By May, the situation had reached such a critical point that the Murphy administration hired experts from Manatt Health, who spent nearly a month compiling a detailed report on New Jersey’s nursing homes, with short- and long-term recommendations to improve the response. The report, which cost $500,000, identified a host of long-standing problems at these facilities, including inadequate funding, lack of staff and problems with infection control. Manatt’s recommendations prompted legislative hearings and multiple bills, many of which Murphy has signed, and the governor has pledged to spend at least $10 million in federal funds to better these facilities.

As spring turned to summer, the daily case count kept declining and the impact on health care facilities ebbed, leading Murphy to take steps to reverse the statewide shut-down. Reopening continued during the summer months and state officials encouraged local school leaders to take steps so that children could safely return to classrooms in the fall. But the progress was tempered by new outbreaks — initially linked to a few high-profile private parties — and then growing viral spread in the community. Murphy instituted new limits on gatherings in mid-November and eventually begged people to limit private gatherings indoors and rethink plans for the approaching holidays.

“As the governor has stated, this will not be a normal Thanksgiving. With the alarming surge in our cases, we all need to be vigilant and take all of the public health precautions that helped us to limit the spread of the virus last spring,” Persichilli said at that time. “Our lives — and the lives of our loved ones — depend on it.”

Vaccines here at last

The controversial presidential election — unprecedented itself, with voting in New Jersey mostly by mail — served as a diversion of sorts from the battle against the virus. And by Thanksgiving, the promise of a vaccine offered hope to many here and beyond, despite widespread distrust for the process under which vaccines had been developed and were being approved. By mid-December, federal officials had approved for emergency use two highly effective vaccines from the drugmakers Pfizer and Moderna. Vaccinations for health care workers at risk for infection began on Dec. 15, at University Hospital in Newark; immunizations at nursing homes started this week with 103-year-old Mildred Clements at Roosevelt Care Center in Old Bridge.

According to the state vaccination plan, the priority, or 1a group, includes health care workers at risk for infection and residents and staff at long-term care centers — although Persichilli conceded on Monday there was some confusion over who was covered in this category. As of Monday, more than 46,000 individuals had been vaccinated in the state.

The state Department of Health is now working to delineate who will be part of 1b, the next group to have access to vaccinations, which could begin in the weeks to come. These vaccines will be administered at community clinics, county health departments, drugstores and six state-run “mega sites” which Murphy has said will be set up in the weeks and months to come, based on vaccine availability, logistics and demand.

The governor closed his briefing on Monday this week with another warning to avoid large gatherings on New Year’s Eve, imploring people to celebrate responsibly and get tested if concerned.

“We have a lot to look forward to in the new year, but it must start with our staying focused on the practices that have gotten us through most of 2020: social distancing, wearing our face masks, washing our hands with soap and water, using common sense — meaning if you’ve been exposed, take yourself off the field. If you don’t feel well, take yourself off the field,” Murphy said. “But make no mistake, better days are ahead. Let’s make sure that we make it to those days together.”

Page segmentation data
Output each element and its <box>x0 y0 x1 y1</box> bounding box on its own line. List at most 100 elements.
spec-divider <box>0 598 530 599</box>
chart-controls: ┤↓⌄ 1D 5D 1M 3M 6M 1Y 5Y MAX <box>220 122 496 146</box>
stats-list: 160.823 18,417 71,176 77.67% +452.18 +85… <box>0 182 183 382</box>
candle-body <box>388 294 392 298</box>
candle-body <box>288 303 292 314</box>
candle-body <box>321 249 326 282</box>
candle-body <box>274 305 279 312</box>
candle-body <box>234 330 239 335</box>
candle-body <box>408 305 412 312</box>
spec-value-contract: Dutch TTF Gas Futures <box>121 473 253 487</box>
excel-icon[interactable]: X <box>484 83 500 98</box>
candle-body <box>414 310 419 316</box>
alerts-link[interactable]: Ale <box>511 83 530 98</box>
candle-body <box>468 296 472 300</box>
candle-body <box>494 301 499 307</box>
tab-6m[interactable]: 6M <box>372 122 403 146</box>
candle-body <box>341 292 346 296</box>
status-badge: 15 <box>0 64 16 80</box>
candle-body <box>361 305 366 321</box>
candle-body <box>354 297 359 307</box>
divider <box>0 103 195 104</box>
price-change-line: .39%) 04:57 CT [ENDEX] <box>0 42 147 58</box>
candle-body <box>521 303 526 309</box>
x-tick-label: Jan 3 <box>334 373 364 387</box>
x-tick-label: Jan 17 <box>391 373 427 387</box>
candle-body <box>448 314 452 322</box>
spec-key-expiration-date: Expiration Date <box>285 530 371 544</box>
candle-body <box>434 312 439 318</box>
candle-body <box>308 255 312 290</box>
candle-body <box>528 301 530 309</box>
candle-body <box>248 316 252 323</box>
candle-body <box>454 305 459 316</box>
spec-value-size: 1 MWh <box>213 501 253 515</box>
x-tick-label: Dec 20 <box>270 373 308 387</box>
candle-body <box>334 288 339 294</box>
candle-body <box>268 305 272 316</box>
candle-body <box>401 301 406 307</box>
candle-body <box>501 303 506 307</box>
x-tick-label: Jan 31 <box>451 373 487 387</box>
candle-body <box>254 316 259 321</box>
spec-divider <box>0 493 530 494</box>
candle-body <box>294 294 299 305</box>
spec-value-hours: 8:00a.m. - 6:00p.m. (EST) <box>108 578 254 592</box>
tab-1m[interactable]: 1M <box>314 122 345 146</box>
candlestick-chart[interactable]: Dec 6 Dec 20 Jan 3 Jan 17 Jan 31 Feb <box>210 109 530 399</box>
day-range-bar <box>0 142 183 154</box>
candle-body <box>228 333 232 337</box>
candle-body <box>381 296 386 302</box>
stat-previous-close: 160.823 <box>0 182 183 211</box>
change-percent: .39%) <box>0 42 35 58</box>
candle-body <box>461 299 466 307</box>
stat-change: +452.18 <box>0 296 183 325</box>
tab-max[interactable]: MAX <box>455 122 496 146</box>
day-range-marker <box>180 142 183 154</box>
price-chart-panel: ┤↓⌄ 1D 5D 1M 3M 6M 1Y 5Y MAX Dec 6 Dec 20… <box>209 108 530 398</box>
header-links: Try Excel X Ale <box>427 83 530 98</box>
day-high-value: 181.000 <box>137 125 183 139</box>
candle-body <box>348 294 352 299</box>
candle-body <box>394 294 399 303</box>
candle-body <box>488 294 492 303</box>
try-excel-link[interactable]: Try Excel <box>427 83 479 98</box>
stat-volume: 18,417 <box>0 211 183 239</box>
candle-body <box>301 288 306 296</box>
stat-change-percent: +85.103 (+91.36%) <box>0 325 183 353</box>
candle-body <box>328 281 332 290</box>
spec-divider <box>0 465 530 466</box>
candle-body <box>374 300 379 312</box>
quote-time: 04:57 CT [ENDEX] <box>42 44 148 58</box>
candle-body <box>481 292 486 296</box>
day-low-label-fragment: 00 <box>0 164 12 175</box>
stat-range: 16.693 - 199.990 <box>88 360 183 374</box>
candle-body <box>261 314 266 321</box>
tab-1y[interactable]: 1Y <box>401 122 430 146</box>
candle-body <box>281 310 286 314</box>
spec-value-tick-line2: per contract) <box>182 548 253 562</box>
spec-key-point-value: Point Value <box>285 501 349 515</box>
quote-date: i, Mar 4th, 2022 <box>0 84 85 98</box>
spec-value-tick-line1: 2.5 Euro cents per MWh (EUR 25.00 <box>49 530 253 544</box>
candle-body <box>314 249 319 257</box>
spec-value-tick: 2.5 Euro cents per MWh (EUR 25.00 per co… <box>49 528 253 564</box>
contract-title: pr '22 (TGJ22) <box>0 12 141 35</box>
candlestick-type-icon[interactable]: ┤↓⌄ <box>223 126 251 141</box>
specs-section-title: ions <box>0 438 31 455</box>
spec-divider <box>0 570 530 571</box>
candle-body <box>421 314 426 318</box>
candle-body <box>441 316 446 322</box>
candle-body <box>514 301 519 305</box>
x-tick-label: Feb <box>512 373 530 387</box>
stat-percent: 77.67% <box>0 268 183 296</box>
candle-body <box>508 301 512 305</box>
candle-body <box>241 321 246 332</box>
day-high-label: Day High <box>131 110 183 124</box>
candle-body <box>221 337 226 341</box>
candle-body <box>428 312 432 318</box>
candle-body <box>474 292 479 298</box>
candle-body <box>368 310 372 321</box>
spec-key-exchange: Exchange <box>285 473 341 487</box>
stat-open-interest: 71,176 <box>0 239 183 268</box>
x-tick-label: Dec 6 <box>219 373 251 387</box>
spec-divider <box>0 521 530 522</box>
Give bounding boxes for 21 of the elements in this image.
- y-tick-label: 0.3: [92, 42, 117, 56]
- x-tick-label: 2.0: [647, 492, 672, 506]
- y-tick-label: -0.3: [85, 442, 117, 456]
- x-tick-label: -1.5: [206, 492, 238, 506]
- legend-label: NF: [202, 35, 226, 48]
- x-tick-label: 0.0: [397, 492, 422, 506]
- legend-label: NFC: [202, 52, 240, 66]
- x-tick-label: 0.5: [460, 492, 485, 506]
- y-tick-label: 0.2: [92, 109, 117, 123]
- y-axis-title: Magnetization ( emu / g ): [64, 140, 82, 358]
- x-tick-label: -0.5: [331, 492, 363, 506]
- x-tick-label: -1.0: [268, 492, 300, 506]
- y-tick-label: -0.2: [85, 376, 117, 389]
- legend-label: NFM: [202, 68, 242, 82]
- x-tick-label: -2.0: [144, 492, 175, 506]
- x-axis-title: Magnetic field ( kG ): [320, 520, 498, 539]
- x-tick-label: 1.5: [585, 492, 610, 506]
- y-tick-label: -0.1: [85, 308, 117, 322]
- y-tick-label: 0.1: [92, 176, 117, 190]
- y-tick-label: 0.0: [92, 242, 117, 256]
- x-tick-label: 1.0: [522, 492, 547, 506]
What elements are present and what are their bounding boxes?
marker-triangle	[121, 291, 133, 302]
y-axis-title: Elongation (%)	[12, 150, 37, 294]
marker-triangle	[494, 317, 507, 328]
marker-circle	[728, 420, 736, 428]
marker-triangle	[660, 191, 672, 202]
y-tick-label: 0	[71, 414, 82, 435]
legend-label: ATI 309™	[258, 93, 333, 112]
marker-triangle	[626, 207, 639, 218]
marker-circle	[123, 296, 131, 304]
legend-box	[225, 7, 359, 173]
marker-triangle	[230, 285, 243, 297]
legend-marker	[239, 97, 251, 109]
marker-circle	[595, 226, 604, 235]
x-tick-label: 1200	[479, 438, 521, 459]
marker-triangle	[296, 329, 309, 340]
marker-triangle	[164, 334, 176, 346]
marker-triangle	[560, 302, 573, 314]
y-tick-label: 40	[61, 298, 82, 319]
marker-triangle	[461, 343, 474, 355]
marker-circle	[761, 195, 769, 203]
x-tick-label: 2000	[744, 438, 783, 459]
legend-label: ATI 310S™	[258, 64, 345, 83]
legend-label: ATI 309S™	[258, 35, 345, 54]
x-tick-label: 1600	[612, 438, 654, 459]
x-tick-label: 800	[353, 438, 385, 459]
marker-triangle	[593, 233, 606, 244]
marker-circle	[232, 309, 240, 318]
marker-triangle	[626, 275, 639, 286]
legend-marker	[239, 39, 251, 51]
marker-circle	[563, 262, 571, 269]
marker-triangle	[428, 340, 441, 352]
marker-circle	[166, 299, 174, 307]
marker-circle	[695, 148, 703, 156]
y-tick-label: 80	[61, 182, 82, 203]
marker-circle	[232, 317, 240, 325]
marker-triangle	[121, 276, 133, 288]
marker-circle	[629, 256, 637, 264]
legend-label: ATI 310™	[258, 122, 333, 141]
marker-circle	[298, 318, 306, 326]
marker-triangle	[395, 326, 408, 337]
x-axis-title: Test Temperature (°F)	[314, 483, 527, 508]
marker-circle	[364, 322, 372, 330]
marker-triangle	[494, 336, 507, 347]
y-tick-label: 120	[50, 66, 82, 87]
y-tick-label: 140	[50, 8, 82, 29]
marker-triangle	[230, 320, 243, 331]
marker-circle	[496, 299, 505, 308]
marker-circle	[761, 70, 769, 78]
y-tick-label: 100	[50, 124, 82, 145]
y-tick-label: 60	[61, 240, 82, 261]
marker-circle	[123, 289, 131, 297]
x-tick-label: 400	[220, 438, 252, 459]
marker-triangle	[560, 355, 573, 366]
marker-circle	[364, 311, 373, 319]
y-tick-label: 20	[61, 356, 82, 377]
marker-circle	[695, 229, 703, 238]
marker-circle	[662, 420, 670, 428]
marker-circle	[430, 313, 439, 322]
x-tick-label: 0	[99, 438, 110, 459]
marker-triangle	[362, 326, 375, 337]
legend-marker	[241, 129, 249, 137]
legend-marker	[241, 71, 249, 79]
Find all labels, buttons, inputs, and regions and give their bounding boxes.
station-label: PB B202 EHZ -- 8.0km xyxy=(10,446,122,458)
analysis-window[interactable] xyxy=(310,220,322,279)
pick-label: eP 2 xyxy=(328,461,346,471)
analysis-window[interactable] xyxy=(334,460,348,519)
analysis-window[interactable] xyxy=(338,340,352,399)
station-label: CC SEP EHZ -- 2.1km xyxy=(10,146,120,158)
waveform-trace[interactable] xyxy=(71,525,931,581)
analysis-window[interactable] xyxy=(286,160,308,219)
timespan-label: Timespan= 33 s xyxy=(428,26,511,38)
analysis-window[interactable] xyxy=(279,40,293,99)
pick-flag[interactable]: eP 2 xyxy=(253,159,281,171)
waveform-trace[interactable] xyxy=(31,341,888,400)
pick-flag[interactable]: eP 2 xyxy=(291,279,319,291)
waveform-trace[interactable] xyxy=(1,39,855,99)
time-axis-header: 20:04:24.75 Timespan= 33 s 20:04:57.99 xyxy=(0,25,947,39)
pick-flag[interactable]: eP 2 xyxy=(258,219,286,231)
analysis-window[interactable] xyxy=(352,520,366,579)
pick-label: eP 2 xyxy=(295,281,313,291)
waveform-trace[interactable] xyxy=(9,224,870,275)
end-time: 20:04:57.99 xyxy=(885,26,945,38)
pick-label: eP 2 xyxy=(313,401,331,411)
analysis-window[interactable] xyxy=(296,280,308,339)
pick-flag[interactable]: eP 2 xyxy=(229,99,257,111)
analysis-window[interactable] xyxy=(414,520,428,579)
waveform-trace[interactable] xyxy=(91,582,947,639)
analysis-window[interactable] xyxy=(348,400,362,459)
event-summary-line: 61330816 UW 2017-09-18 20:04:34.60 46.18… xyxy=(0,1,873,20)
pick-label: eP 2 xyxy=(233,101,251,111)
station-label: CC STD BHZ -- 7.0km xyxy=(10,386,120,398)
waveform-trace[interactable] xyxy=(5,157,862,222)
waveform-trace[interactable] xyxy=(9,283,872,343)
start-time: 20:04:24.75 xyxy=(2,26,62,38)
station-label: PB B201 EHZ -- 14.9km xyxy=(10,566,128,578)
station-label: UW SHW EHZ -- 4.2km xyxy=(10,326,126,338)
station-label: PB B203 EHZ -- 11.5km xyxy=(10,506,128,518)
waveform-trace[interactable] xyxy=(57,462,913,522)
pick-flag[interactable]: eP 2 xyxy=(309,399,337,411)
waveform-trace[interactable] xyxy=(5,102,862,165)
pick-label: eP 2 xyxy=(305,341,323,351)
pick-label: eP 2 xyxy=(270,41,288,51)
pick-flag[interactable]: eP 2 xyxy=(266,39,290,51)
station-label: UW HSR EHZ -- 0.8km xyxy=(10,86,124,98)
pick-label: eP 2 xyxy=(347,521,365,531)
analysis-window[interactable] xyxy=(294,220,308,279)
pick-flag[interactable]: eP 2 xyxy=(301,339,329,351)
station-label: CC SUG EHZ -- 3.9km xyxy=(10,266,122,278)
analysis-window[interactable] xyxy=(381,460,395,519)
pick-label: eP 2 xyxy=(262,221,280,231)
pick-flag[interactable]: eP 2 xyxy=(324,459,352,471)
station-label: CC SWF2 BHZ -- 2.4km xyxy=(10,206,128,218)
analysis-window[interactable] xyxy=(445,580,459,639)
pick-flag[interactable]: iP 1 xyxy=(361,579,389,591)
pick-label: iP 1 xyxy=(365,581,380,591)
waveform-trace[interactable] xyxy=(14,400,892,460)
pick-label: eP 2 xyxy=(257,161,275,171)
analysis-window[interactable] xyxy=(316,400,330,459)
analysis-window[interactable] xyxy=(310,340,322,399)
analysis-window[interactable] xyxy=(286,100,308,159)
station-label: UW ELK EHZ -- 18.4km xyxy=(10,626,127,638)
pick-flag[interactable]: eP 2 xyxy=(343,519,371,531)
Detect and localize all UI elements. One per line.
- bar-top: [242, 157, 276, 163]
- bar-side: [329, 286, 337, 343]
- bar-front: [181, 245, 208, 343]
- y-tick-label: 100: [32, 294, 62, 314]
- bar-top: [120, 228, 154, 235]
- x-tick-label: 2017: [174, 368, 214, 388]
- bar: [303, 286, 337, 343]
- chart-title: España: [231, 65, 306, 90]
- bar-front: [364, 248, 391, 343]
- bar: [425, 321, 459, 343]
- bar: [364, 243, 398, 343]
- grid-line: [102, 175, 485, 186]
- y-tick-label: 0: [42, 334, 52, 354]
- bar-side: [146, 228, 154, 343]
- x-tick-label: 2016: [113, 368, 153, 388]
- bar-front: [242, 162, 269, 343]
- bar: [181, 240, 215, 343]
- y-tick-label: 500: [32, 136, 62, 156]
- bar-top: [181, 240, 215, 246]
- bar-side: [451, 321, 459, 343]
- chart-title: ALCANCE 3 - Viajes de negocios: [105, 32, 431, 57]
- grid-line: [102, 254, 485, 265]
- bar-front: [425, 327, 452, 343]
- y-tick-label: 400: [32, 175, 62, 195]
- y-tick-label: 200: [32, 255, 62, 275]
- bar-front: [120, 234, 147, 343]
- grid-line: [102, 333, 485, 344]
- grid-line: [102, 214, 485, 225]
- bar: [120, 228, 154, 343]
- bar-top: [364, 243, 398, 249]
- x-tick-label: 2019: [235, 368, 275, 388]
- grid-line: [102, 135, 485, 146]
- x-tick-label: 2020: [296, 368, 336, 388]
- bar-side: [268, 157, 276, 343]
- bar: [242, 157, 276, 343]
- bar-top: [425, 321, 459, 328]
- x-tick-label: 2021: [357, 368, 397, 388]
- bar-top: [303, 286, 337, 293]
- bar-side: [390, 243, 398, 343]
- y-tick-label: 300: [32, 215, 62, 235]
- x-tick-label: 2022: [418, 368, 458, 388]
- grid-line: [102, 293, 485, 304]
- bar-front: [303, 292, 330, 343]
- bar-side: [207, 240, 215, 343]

*Brief 1*:
Translate this sentence from the text on New Jersey's pandemic response into Spanish: "As of Monday, more than 46,000 individuals had been vaccinated in the state."
*Brief 2*:
Reproduce the passage of the text on New Jersey's pandemic response that runs between "The controversial presidential" and "in Old Bridge.", inclusive.

*Solution 1*:
Hasta el lunes, más de 46.000 personas habían sido vacunadas en el estado.

*Solution 2*:
The controversial presidential election — unprecedented itself, with voting in New Jersey mostly by mail — served as a diversion of sorts from the battle against the virus. And by Thanksgiving, the promise of a vaccine offered hope to many here and beyond, despite widespread distrust for the process under which vaccines had been developed and were being approved. By mid-December, federal officials had approved for emergency use two highly effective vaccines from the drugmakers Pfizer and Moderna. Vaccinations for health care workers at risk for infection began on Dec. 15, at University Hospital in Newark; immunizations at nursing homes started this week with 103-year-old Mildred Clements at Roosevelt Care Center in Old Bridge.